To be done
Copy the lines that follow, keeping every character the same.

Data listing
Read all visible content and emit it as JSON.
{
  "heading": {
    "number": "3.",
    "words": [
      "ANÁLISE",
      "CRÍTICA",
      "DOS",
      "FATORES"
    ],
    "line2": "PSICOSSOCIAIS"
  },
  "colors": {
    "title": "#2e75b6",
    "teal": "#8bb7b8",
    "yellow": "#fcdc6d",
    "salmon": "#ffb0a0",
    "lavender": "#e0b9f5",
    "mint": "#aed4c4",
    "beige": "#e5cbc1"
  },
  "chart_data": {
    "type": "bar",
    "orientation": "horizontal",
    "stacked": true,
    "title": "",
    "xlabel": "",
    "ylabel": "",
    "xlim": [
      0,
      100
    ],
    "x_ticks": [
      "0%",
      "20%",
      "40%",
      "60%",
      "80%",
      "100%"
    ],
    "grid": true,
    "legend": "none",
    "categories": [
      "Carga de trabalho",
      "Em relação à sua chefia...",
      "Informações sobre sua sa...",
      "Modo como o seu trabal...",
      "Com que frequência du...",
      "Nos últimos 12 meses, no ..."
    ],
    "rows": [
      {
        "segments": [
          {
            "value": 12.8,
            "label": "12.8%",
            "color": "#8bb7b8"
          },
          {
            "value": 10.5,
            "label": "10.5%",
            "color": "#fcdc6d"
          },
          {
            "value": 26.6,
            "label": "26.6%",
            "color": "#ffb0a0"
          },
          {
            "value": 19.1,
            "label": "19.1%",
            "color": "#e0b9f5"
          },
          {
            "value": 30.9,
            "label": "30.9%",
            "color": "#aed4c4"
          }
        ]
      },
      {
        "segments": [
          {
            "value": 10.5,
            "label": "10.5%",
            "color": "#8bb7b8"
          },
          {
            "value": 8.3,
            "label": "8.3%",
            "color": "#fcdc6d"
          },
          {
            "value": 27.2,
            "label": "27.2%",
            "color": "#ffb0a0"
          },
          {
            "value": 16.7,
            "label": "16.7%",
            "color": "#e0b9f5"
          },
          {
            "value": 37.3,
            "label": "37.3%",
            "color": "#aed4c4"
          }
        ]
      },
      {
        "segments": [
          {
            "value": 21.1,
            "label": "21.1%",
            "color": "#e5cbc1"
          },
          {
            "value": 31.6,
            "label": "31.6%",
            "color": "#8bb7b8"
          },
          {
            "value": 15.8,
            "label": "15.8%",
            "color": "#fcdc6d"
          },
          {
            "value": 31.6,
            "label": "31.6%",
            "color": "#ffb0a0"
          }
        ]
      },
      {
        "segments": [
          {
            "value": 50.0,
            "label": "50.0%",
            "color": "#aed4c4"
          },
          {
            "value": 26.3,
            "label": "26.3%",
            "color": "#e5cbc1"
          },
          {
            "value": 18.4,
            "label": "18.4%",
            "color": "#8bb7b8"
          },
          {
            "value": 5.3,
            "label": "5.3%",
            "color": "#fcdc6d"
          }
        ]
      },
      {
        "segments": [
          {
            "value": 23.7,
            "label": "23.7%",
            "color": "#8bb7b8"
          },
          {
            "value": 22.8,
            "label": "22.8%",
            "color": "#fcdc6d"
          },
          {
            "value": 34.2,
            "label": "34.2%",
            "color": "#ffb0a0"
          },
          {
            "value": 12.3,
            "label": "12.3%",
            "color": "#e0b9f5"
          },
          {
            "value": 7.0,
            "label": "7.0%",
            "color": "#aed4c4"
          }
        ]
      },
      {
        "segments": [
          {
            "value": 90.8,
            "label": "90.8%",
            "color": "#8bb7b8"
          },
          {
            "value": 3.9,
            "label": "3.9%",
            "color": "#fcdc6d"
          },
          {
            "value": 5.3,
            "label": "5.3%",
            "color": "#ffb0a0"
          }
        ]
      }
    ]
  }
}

Reply to the task
Read all visible content and emit it as JSON.
{
  "heading": {
    "number": "3.",
    "words": [
      "ANÁLISE",
      "CRÍTICA",
      "DOS",
      "FATORES"
    ],
    "line2": "PSICOSSOCIAIS"
  },
  "colors": {
    "title": "#2e75b6",
    "teal": "#8bb7b8",
    "yellow": "#fcdc6d",
    "salmon": "#ffb0a0",
    "lavender": "#e0b9f5",
    "mint": "#aed4c4",
    "beige": "#e5cbc1"
  },
  "chart_data": {
    "type": "bar",
    "orientation": "horizontal",
    "stacked": true,
    "title": "",
    "xlabel": "",
    "ylabel": "",
    "xlim": [
      0,
      100
    ],
    "x_ticks": [
      "0%",
      "20%",
      "40%",
      "60%",
      "80%",
      "100%"
    ],
    "grid": true,
    "legend": "none",
    "categories": [
      "Carga de trabalho",
      "Em relação à sua chefia...",
      "Informações sobre sua sa...",
      "Modo como o seu trabal...",
      "Com que frequência du...",
      "Nos últimos 12 meses, no ..."
    ],
    "rows": [
      {
        "segments": [
          {
            "value": 12.8,
            "label": "12.8%",
            "color": "#8bb7b8"
          },
          {
            "value": 10.5,
            "label": "10.5%",
            "color": "#fcdc6d"
          },
          {
            "value": 26.6,
            "label": "26.6%",
            "color": "#ffb0a0"
          },
          {
            "value": 19.1,
            "label": "19.1%",
            "color": "#e0b9f5"
          },
          {
            "value": 30.9,
            "label": "30.9%",
            "color": "#aed4c4"
          }
        ]
      },
      {
        "segments": [
          {
            "value": 10.5,
            "label": "10.5%",
            "color": "#8bb7b8"
          },
          {
            "value": 8.3,
            "label": "8.3%",
            "color": "#fcdc6d"
          },
          {
            "value": 27.2,
            "label": "27.2%",
            "color": "#ffb0a0"
          },
          {
            "value": 16.7,
            "label": "16.7%",
            "color": "#e0b9f5"
          },
          {
            "value": 37.3,
            "label": "37.3%",
            "color": "#aed4c4"
          }
        ]
      },
      {
        "segments": [
          {
            "value": 21.1,
            "label": "21.1%",
            "color": "#e5cbc1"
          },
          {
            "value": 31.6,
            "label": "31.6%",
            "color": "#8bb7b8"
          },
          {
            "value": 15.8,
            "label": "15.8%",
            "color": "#fcdc6d"
          },
          {
            "value": 31.6,
            "label": "31.6%",
            "color": "#ffb0a0"
          }
        ]
      },
      {
        "segments": [
          {
            "value": 50.0,
            "label": "50.0%",
            "color": "#aed4c4"
          },
          {
            "value": 26.3,
            "label": "26.3%",
            "color": "#e5cbc1"
          },
          {
            "value": 18.4,
            "label": "18.4%",
            "color": "#8bb7b8"
          },
          {
            "value": 5.3,
            "label": "5.3%",
            "color": "#fcdc6d"
          }
        ]
      },
      {
        "segments": [
          {
            "value": 23.7,
            "label": "23.7%",
            "color": "#8bb7b8"
          },
          {
            "value": 22.8,
            "label": "22.8%",
            "color": "#fcdc6d"
          },
          {
            "value": 34.2,
            "label": "34.2%",
            "color": "#ffb0a0"
          },
          {
            "value": 12.3,
            "label": "12.3%",
            "color": "#e0b9f5"
          },
          {
            "value": 7.0,
            "label": "7.0%",
            "color": "#aed4c4"
          }
        ]
      },
      {
        "segments": [
          {
            "value": 90.8,
            "label": "90.8%",
            "color": "#8bb7b8"
          },
          {
            "value": 3.9,
            "label": "3.9%",
            "color": "#fcdc6d"
          },
          {
            "value": 5.3,
            "label": "5.3%",
            "color": "#ffb0a0"
          }
        ]
      }
    ]
  }
}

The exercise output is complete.